Start Provided entries
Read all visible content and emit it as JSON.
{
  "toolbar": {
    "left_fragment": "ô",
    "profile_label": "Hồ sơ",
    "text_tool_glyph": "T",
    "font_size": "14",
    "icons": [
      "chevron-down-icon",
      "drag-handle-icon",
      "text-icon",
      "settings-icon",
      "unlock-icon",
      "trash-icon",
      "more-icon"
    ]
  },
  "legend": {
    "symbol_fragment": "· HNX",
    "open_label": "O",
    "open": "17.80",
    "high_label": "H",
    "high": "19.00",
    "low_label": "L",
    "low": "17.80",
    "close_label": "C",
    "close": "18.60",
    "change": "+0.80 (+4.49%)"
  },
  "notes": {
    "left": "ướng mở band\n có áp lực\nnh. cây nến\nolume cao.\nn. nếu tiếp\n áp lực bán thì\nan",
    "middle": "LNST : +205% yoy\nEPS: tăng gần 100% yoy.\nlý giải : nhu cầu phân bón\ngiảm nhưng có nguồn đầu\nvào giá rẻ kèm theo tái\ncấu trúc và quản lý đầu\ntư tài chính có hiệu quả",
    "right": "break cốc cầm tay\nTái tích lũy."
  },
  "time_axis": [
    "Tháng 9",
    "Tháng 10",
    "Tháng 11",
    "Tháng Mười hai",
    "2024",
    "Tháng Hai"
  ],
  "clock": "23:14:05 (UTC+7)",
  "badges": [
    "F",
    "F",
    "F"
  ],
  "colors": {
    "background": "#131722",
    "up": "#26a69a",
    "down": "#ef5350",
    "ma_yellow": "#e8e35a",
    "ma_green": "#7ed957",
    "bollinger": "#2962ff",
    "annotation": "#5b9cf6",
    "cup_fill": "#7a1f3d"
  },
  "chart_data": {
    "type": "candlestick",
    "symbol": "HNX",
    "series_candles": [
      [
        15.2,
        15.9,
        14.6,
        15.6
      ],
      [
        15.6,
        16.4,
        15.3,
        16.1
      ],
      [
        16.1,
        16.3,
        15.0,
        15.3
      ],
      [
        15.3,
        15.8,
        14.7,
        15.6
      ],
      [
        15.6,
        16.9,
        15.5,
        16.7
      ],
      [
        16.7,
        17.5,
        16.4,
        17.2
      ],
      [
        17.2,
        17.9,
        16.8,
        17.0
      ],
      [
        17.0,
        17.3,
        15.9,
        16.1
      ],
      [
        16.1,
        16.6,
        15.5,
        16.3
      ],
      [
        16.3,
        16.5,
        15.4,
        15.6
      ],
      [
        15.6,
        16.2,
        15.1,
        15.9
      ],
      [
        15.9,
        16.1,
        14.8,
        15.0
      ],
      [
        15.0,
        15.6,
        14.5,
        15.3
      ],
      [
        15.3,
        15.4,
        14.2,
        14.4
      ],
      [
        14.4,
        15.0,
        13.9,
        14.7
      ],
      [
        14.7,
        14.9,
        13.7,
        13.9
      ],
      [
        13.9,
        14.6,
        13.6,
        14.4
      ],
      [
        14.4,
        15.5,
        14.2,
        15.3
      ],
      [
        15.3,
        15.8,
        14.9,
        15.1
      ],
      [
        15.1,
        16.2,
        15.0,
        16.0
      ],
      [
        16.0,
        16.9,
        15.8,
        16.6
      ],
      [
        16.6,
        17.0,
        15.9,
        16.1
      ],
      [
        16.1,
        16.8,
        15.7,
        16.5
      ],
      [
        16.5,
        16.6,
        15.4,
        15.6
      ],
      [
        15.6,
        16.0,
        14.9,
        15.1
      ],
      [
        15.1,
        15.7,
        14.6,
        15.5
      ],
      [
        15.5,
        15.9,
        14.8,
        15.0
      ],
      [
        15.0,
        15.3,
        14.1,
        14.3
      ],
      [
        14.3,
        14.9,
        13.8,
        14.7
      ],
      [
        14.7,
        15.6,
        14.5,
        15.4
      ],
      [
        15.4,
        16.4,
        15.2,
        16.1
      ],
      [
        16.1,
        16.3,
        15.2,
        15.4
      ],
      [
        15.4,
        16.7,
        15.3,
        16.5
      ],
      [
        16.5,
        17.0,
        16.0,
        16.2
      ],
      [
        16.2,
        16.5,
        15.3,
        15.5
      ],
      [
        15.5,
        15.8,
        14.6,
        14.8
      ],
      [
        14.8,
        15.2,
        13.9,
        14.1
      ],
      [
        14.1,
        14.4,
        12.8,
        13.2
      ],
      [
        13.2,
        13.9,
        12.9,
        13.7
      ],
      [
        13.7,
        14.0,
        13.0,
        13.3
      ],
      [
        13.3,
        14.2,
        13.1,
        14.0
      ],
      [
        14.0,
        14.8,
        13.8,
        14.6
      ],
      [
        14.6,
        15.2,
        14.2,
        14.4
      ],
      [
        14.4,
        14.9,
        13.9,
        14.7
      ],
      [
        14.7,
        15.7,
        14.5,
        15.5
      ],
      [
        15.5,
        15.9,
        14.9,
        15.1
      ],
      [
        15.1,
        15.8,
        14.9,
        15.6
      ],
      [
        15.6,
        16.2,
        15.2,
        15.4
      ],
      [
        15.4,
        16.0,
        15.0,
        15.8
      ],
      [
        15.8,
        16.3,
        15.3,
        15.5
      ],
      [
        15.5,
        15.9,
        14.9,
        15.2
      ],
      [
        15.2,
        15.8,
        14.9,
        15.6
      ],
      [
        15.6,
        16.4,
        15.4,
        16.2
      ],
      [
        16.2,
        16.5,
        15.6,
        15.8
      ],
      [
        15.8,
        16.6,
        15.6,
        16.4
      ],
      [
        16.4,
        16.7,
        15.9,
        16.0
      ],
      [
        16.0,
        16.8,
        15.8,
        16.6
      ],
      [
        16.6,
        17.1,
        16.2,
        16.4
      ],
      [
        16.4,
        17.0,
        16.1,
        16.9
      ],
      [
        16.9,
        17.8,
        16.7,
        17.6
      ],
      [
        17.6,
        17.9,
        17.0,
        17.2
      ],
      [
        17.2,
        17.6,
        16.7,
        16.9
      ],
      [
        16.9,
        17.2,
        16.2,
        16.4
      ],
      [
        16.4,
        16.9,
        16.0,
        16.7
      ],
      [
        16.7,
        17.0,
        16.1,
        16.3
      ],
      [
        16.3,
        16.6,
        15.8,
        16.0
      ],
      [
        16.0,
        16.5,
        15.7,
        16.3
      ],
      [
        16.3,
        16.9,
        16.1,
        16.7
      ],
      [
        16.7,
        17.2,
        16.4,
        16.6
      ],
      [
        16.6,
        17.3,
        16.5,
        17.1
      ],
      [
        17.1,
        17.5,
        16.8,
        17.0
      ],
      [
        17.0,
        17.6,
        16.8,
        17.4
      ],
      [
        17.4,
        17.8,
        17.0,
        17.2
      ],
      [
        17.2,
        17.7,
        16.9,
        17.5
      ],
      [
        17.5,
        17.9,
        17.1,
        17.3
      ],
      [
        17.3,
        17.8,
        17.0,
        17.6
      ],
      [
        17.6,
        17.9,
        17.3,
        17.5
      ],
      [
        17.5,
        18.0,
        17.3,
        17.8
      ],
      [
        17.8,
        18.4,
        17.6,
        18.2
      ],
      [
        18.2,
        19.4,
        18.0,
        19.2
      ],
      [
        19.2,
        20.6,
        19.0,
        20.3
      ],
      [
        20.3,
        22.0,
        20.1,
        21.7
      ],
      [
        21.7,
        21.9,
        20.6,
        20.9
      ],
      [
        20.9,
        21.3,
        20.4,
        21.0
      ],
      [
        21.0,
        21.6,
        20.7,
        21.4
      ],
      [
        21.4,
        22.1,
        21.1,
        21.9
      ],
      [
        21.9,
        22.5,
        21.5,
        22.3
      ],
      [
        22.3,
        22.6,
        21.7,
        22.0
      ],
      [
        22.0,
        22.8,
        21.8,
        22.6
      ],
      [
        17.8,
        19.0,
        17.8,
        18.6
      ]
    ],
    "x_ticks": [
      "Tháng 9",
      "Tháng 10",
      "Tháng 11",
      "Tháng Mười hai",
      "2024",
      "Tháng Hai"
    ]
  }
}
End Provided entries
Exercise task:
Pick out the lines that include the word "Tháng" and write them out.

Answer:
    "Tháng 9",
    "Tháng 10",
    "Tháng 11",
    "Tháng Mười hai",
    "Tháng Hai"
      "Tháng 9",
      "Tháng 10",
      "Tháng 11",
      "Tháng Mười hai",
      "Tháng Hai"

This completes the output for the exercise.